### GOAL:
Render the lines below as a Markdown table with two columns, Row and Line, where Row holds a running row number. Leave out blank lines and pictures.

(Layout coordinate data)
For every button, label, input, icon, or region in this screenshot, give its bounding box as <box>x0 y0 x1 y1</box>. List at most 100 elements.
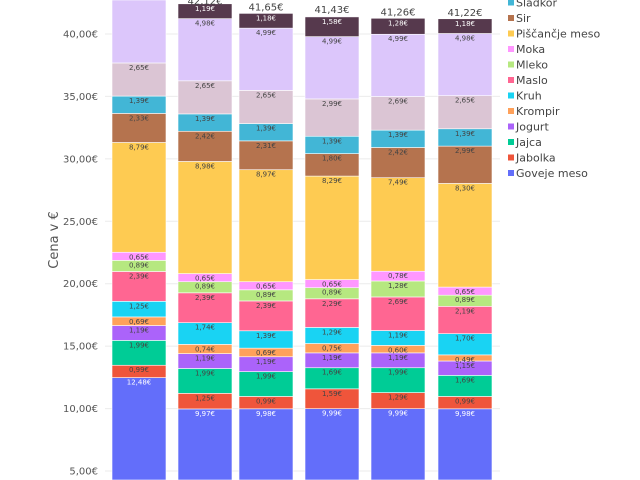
legend-swatch <box>508 46 514 52</box>
segment-value-label: 0,99€ <box>129 366 149 374</box>
segment-value-label: 4,99€ <box>322 38 342 46</box>
segment-value-label: 2,65€ <box>455 97 475 105</box>
legend-swatch <box>508 139 514 145</box>
segment-value-label: 4,99€ <box>388 35 408 43</box>
legend-entry: Piščančje meso <box>516 28 601 41</box>
bar-segment <box>370 296 426 331</box>
bar-segment <box>238 169 294 283</box>
segment-value-label: 2,33€ <box>129 114 149 122</box>
segment-value-label: 1,39€ <box>388 131 408 139</box>
bar-segment <box>370 147 426 179</box>
bar-segment <box>304 98 360 137</box>
segment-value-label: 1,99€ <box>129 341 149 349</box>
segment-value-label: 2,69€ <box>388 298 408 306</box>
y-tick-label: 40,00€ <box>63 30 98 41</box>
legend-swatch <box>508 30 514 37</box>
legend-swatch <box>508 92 514 99</box>
legend-swatch <box>508 170 514 176</box>
bar-segment <box>238 13 294 29</box>
segment-labels: 12,48€0,99€1,99€1,19€0,69€1,25€2,39€0,89… <box>127 5 475 418</box>
bar-segment <box>177 292 233 323</box>
segment-value-label: 2,31€ <box>256 142 276 150</box>
segment-value-label: 1,80€ <box>322 155 342 163</box>
bar-segment <box>111 113 167 143</box>
y-tick-label: 5,00€ <box>69 467 98 478</box>
segment-value-label: 0,99€ <box>455 397 475 405</box>
segment-value-label: 2,99€ <box>455 147 475 155</box>
segment-value-label: 9,98€ <box>455 410 475 418</box>
bar-segment <box>304 36 360 100</box>
segment-value-label: 2,65€ <box>129 64 149 72</box>
grid-lines <box>105 33 500 472</box>
bar-segment <box>437 18 493 34</box>
bar-segment <box>370 177 426 272</box>
segment-value-label: 8,79€ <box>129 144 149 152</box>
bar-segment <box>111 377 167 480</box>
segment-value-label: 1,19€ <box>129 327 149 335</box>
bar-segment <box>111 0 167 64</box>
segment-value-label: 1,39€ <box>256 125 276 133</box>
segment-value-label: 1,39€ <box>256 332 276 340</box>
legend-entry: Maslo <box>516 74 548 87</box>
bar-segment <box>238 371 294 397</box>
segment-value-label: 1,15€ <box>455 362 475 370</box>
segment-value-label: 0,78€ <box>388 272 408 280</box>
segment-value-label: 1,99€ <box>195 369 215 377</box>
segment-value-label: 4,98€ <box>195 20 215 28</box>
segment-value-label: 4,99€ <box>256 29 276 37</box>
bar-segment <box>177 408 233 480</box>
segment-value-label: 2,42€ <box>195 132 215 140</box>
bar-segment <box>177 18 233 82</box>
segment-value-label: 1,19€ <box>388 332 408 340</box>
segment-value-label: 1,28€ <box>388 282 408 290</box>
y-tick-label: 25,00€ <box>63 217 98 228</box>
bars <box>111 0 493 480</box>
segment-value-label: 1,70€ <box>455 335 475 343</box>
segment-value-label: 1,74€ <box>195 324 215 332</box>
segment-value-label: 2,29€ <box>322 300 342 308</box>
segment-value-label: 0,74€ <box>195 345 215 353</box>
bar-segment <box>304 298 360 328</box>
segment-value-label: 0,69€ <box>129 318 149 326</box>
bar-total-label: 41,26€ <box>381 7 416 18</box>
segment-value-label: 2,42€ <box>388 148 408 156</box>
legend-entry: Moka <box>516 43 545 56</box>
segment-value-label: 0,89€ <box>455 296 475 304</box>
bar-segment <box>304 175 360 280</box>
segment-value-label: 1,29€ <box>322 328 342 336</box>
bar-segment <box>177 368 233 394</box>
segment-value-label: 2,99€ <box>322 100 342 108</box>
segment-value-label: 1,99€ <box>256 373 276 381</box>
legend-entry: Jajca <box>515 136 542 149</box>
segment-value-label: 0,89€ <box>256 291 276 299</box>
segment-value-label: 2,69€ <box>388 98 408 106</box>
bar-segment <box>304 16 360 37</box>
segment-value-label: 2,39€ <box>256 302 276 310</box>
y-tick-label: 10,00€ <box>63 404 98 415</box>
segment-value-label: 8,98€ <box>195 162 215 170</box>
segment-value-label: 1,25€ <box>195 394 215 402</box>
legend-entry: Sladkor <box>516 0 557 10</box>
segment-value-label: 1,29€ <box>388 394 408 402</box>
legend-swatch <box>508 123 514 130</box>
bar-segment <box>238 140 294 171</box>
segment-value-label: 0,60€ <box>388 346 408 354</box>
bar-segment <box>370 96 426 131</box>
segment-value-label: 2,65€ <box>256 91 276 99</box>
segment-value-label: 1,99€ <box>388 369 408 377</box>
bar-segment <box>177 3 233 19</box>
bar-segment <box>437 145 493 184</box>
bar-segment <box>177 161 233 274</box>
segment-value-label: 1,39€ <box>322 137 342 145</box>
legend-entry: Goveje meso <box>516 167 588 180</box>
bar-segment <box>370 408 426 480</box>
segment-value-label: 2,39€ <box>129 272 149 280</box>
legend: Sladkor Sir Piščančje meso Moka Mleko Maslo Kr… <box>508 0 601 180</box>
bar-segment <box>370 17 426 35</box>
bar-segment <box>437 183 493 288</box>
legend-swatch <box>508 77 514 83</box>
segment-value-label: 0,65€ <box>455 288 475 296</box>
segment-value-label: 1,69€ <box>322 369 342 377</box>
y-axis-ticks: 5,00€ 10,00€ 15,00€ 20,00€ 25,00€ 30,00€ 35,00… <box>63 30 98 478</box>
segment-value-label: 4,98€ <box>455 35 475 43</box>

### THE SOLUTION:
| Row | Line |
|---|---|
| 1 | For every button, label, input, icon, or region in this screenshot, give its bounding box as <box>x0 y0 x1 y1</box>. List at most 100 elements. |
| 2 | legend-swatch <box>508 46 514 52</box> |
| 3 | segment-value-label: 0,99€ <box>129 366 149 374</box> |
| 4 | segment-value-label: 4,99€ <box>322 38 342 46</box> |
| 5 | segment-value-label: 2,65€ <box>455 97 475 105</box> |
| 6 | legend-swatch <box>508 139 514 145</box> |
| 7 | segment-value-label: 4,99€ <box>388 35 408 43</box> |
| 8 | legend-entry: Piščančje meso <box>516 28 601 41</box> |
| 9 | bar-segment <box>370 296 426 331</box> |
| 10 | bar-segment <box>238 169 294 283</box> |
| 11 | segment-value-label: 2,33€ <box>129 114 149 122</box> |
| 12 | segment-value-label: 1,39€ <box>388 131 408 139</box> |
| 13 | bar-segment <box>370 147 426 179</box> |
| 14 | bar-segment <box>304 98 360 137</box> |
| 15 | segment-value-label: 1,99€ <box>129 341 149 349</box> |
| 16 | segment-value-label: 2,69€ <box>388 298 408 306</box> |
| 17 | y-tick-label: 40,00€ <box>63 30 98 41</box> |
| 18 | legend-swatch <box>508 30 514 37</box> |
| 19 | legend-swatch <box>508 92 514 99</box> |
| 20 | legend-swatch <box>508 170 514 176</box> |
| 21 | bar-segment <box>238 13 294 29</box> |
| 22 | segment-labels: 12,48€0,99€1,99€1,19€0,69€1,25€2,39€0,89… <box>127 5 475 418</box> |
| 23 | bar-segment <box>177 292 233 323</box> |
| 24 | segment-value-label: 2,31€ <box>256 142 276 150</box> |
| 25 | segment-value-label: 1,80€ <box>322 155 342 163</box> |
| 26 | bar-segment <box>111 113 167 143</box> |
| 27 | y-tick-label: 5,00€ <box>69 467 98 478</box> |
| 28 | segment-value-label: 0,99€ <box>455 397 475 405</box> |
| 29 | segment-value-label: 2,99€ <box>455 147 475 155</box> |
| 30 | segment-value-label: 9,98€ <box>455 410 475 418</box> |
| 31 | bar-segment <box>304 36 360 100</box> |
| 32 | segment-value-label: 2,65€ <box>129 64 149 72</box> |
| 33 | grid-lines <box>105 33 500 472</box> |
| 34 | bar-segment <box>437 18 493 34</box> |
| 35 | bar-segment <box>370 177 426 272</box> |
| 36 | segment-value-label: 8,79€ <box>129 144 149 152</box> |
| 37 | bar-segment <box>111 377 167 480</box> |
| 38 | segment-value-label: 1,19€ <box>129 327 149 335</box> |
| 39 | bar-segment <box>111 0 167 64</box> |
| 40 | segment-value-label: 1,39€ <box>256 125 276 133</box> |
| 41 | segment-value-label: 1,39€ <box>256 332 276 340</box> |
| 42 | legend-entry: Maslo <box>516 74 548 87</box> |
| 43 | bar-segment <box>238 371 294 397</box> |
| 44 | segment-value-label: 1,15€ <box>455 362 475 370</box> |
| 45 | segment-value-label: 0,78€ <box>388 272 408 280</box> |
| 46 | segment-value-label: 1,99€ <box>195 369 215 377</box> |
| 47 | segment-value-label: 4,98€ <box>195 20 215 28</box> |
| 48 | segment-value-label: 4,99€ <box>256 29 276 37</box> |
| 49 | bar-segment <box>177 408 233 480</box> |
| 50 | segment-value-label: 2,42€ <box>195 132 215 140</box> |
| 51 | bar-segment <box>177 18 233 82</box> |
| 52 | segment-value-label: 1,19€ <box>388 332 408 340</box> |
| 53 | segment-value-label: 1,28€ <box>388 282 408 290</box> |
| 54 | y-tick-label: 25,00€ <box>63 217 98 228</box> |
| 55 | bars <box>111 0 493 480</box> |
| 56 | segment-value-label: 1,70€ <box>455 335 475 343</box> |
| 57 | segment-value-label: 1,74€ <box>195 324 215 332</box> |
| 58 | segment-value-label: 2,29€ <box>322 300 342 308</box> |
| 59 | segment-value-label: 0,74€ <box>195 345 215 353</box> |
| 60 | bar-segment <box>304 298 360 328</box> |
| 61 | segment-value-label: 0,69€ <box>129 318 149 326</box> |
| 62 | bar-total-label: 41,26€ <box>381 7 416 18</box> |
| 63 | segment-value-label: 2,42€ <box>388 148 408 156</box> |
| 64 | legend-entry: Moka <box>516 43 545 56</box> |
| 65 | segment-value-label: 0,89€ <box>455 296 475 304</box> |
| 66 | bar-segment <box>304 175 360 280</box> |
| 67 | segment-value-label: 1,29€ <box>322 328 342 336</box> |
| 68 | bar-segment <box>177 368 233 394</box> |
| 69 | segment-value-label: 2,99€ <box>322 100 342 108</box> |
| 70 | segment-value-label: 1,99€ <box>256 373 276 381</box> |
| 71 | legend-entry: Jajca <box>515 136 542 149</box> |
| 72 | segment-value-label: 0,89€ <box>256 291 276 299</box> |
| 73 | segment-value-label: 2,69€ <box>388 98 408 106</box> |
| 74 | bar-segment <box>304 16 360 37</box> |
| 75 | segment-value-label: 2,39€ <box>256 302 276 310</box> |
| 76 | y-tick-label: 10,00€ <box>63 404 98 415</box> |
| 77 | segment-value-label: 8,98€ <box>195 162 215 170</box> |
| 78 | segment-value-label: 1,25€ <box>195 394 215 402</box> |
| 79 | legend-entry: Sladkor <box>516 0 557 10</box> |
| 80 | segment-value-label: 1,29€ <box>388 394 408 402</box> |
| 81 | legend-swatch <box>508 123 514 130</box> |
| 82 | bar-segment <box>238 140 294 171</box> |
| 83 | segment-value-label: 0,60€ <box>388 346 408 354</box> |
| 84 | bar-segment <box>370 96 426 131</box> |
| 85 | segment-value-label: 2,65€ <box>256 91 276 99</box> |
| 86 | segment-value-label: 1,99€ <box>388 369 408 377</box> |
| 87 | bar-segment <box>177 3 233 19</box> |
| 88 | bar-segment <box>437 145 493 184</box> |
| 89 | bar-segment <box>177 161 233 274</box> |
| 90 | segment-value-label: 1,39€ <box>322 137 342 145</box> |
| 91 | legend-entry: Goveje meso <box>516 167 588 180</box> |
| 92 | bar-segment <box>370 408 426 480</box> |
| 93 | segment-value-label: 2,39€ <box>129 272 149 280</box> |
| 94 | legend: Sladkor Sir Piščančje meso Moka Mleko Maslo Kr… <box>508 0 601 180</box> |
| 95 | bar-segment <box>370 17 426 35</box> |
| 96 | bar-segment <box>437 183 493 288</box> |
| 97 | legend-swatch <box>508 77 514 83</box> |
| 98 | segment-value-label: 0,65€ <box>455 288 475 296</box> |
| 99 | segment-value-label: 1,69€ <box>322 369 342 377</box> |
| 100 | y-axis-ticks: 5,00€ 10,00€ 15,00€ 20,00€ 25,00€ 30,00€ 35,00… <box>63 30 98 478</box> |
| 101 | segment-value-label: 4,98€ <box>455 35 475 43</box> |